Written task:
Repeat the full listing, word for word.

* start Data records *

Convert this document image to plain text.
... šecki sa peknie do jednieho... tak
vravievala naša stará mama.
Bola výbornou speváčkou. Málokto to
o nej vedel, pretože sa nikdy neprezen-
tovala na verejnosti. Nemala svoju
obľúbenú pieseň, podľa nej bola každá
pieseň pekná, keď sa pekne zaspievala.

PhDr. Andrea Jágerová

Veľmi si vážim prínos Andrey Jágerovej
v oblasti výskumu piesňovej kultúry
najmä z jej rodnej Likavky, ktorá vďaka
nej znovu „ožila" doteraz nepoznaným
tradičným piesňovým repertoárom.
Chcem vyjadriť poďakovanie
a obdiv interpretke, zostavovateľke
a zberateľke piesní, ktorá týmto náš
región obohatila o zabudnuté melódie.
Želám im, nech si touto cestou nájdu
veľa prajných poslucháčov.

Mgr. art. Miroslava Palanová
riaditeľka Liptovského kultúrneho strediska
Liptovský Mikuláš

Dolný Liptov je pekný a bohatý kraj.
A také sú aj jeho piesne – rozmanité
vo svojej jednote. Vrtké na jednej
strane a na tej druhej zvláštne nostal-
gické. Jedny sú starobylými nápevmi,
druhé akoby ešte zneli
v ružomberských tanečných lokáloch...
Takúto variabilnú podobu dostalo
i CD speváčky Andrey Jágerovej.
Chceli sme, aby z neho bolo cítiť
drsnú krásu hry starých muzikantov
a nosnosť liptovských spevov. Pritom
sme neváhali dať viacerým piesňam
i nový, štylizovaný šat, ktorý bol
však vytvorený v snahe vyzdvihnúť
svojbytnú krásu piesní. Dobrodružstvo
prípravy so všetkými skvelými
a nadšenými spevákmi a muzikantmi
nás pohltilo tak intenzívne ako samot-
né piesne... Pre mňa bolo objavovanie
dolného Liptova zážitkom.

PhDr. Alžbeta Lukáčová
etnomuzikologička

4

* end Data records *

Exercise solution:
Convert this document image to plain text.
... šecki sa peknie do jednieho... tak
vravievala naša stará mama.
Bola výbornou speváčkou. Málokto to
o nej vedel, pretože sa nikdy neprezen-
tovala na verejnosti. Nemala svoju
obľúbenú pieseň, podľa nej bola každá
pieseň pekná, keď sa pekne zaspievala.

PhDr. Andrea Jágerová

Veľmi si vážim prínos Andrey Jágerovej
v oblasti výskumu piesňovej kultúry
najmä z jej rodnej Likavky, ktorá vďaka
nej znovu „ožila" doteraz nepoznaným
tradičným piesňovým repertoárom.
Chcem vyjadriť poďakovanie
a obdiv interpretke, zostavovateľke
a zberateľke piesní, ktorá týmto náš
región obohatila o zabudnuté melódie.
Želám im, nech si touto cestou nájdu
veľa prajných poslucháčov.

Mgr. art. Miroslava Palanová
riaditeľka Liptovského kultúrneho strediska
Liptovský Mikuláš

Dolný Liptov je pekný a bohatý kraj.
A také sú aj jeho piesne – rozmanité
vo svojej jednote. Vrtké na jednej
strane a na tej druhej zvláštne nostal-
gické. Jedny sú starobylými nápevmi,
druhé akoby ešte zneli
v ružomberských tanečných lokáloch...
Takúto variabilnú podobu dostalo
i CD speváčky Andrey Jágerovej.
Chceli sme, aby z neho bolo cítiť
drsnú krásu hry starých muzikantov
a nosnosť liptovských spevov. Pritom
sme neváhali dať viacerým piesňam
i nový, štylizovaný šat, ktorý bol
však vytvorený v snahe vyzdvihnúť
svojbytnú krásu piesní. Dobrodružstvo
prípravy so všetkými skvelými
a nadšenými spevákmi a muzikantmi
nás pohltilo tak intenzívne ako samot-
né piesne... Pre mňa bolo objavovanie
dolného Liptova zážitkom.

PhDr. Alžbeta Lukáčová
etnomuzikologička

4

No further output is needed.